• AIM OF THE EXERCISE: Report every line from the material that contains the word "LiDAR".
▼
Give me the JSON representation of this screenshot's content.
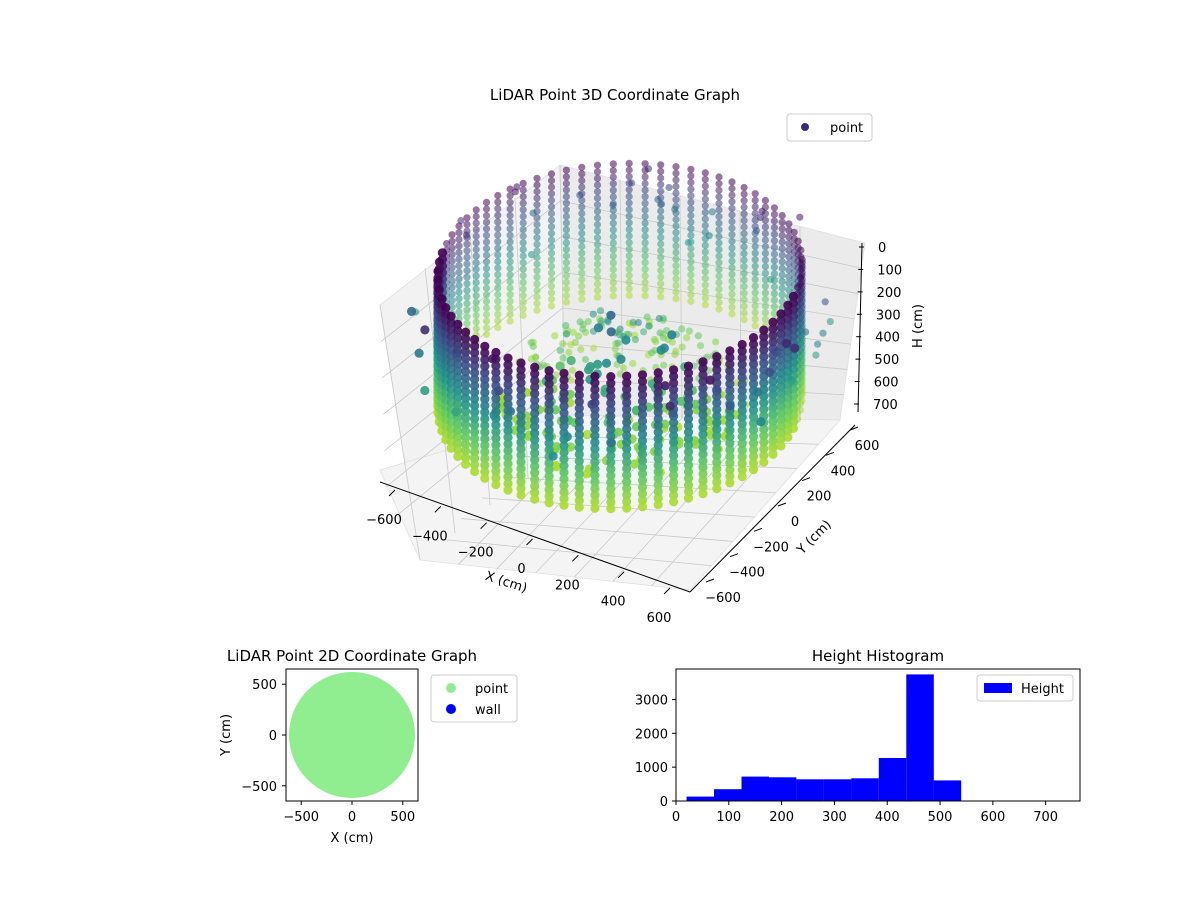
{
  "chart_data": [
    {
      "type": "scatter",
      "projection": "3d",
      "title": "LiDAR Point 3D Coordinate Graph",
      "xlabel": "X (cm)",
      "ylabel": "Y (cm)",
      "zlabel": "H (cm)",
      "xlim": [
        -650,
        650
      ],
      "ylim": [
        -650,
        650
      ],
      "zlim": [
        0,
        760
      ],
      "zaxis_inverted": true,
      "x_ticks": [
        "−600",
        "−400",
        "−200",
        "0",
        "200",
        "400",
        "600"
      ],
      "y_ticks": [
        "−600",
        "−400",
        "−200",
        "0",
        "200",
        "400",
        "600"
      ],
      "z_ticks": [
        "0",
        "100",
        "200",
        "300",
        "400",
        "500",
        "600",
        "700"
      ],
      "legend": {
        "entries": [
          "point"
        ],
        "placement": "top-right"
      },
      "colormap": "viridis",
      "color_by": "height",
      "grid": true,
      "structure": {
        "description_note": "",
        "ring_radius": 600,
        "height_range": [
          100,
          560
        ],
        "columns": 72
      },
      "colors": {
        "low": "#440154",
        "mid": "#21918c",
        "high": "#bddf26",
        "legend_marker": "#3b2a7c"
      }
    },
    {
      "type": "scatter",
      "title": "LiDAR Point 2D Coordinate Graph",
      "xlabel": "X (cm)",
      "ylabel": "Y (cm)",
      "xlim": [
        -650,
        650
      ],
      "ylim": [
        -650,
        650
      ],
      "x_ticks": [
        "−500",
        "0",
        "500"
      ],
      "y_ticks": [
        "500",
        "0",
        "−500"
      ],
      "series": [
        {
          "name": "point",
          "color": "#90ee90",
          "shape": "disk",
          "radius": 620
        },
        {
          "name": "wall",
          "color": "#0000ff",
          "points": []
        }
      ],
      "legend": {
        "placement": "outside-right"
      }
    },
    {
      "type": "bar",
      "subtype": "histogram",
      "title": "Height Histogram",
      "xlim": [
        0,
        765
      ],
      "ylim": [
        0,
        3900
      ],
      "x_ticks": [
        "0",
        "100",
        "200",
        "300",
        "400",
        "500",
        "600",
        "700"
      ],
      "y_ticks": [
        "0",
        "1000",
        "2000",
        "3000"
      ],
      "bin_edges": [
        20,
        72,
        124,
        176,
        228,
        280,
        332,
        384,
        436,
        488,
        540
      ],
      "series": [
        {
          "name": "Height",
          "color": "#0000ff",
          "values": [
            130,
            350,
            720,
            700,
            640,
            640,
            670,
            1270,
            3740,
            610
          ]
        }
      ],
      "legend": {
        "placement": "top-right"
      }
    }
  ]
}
▲
• EXERCISE SOLUTION:
      "title": "LiDAR Point 3D Coordinate Graph",
      "title": "LiDAR Point 2D Coordinate Graph",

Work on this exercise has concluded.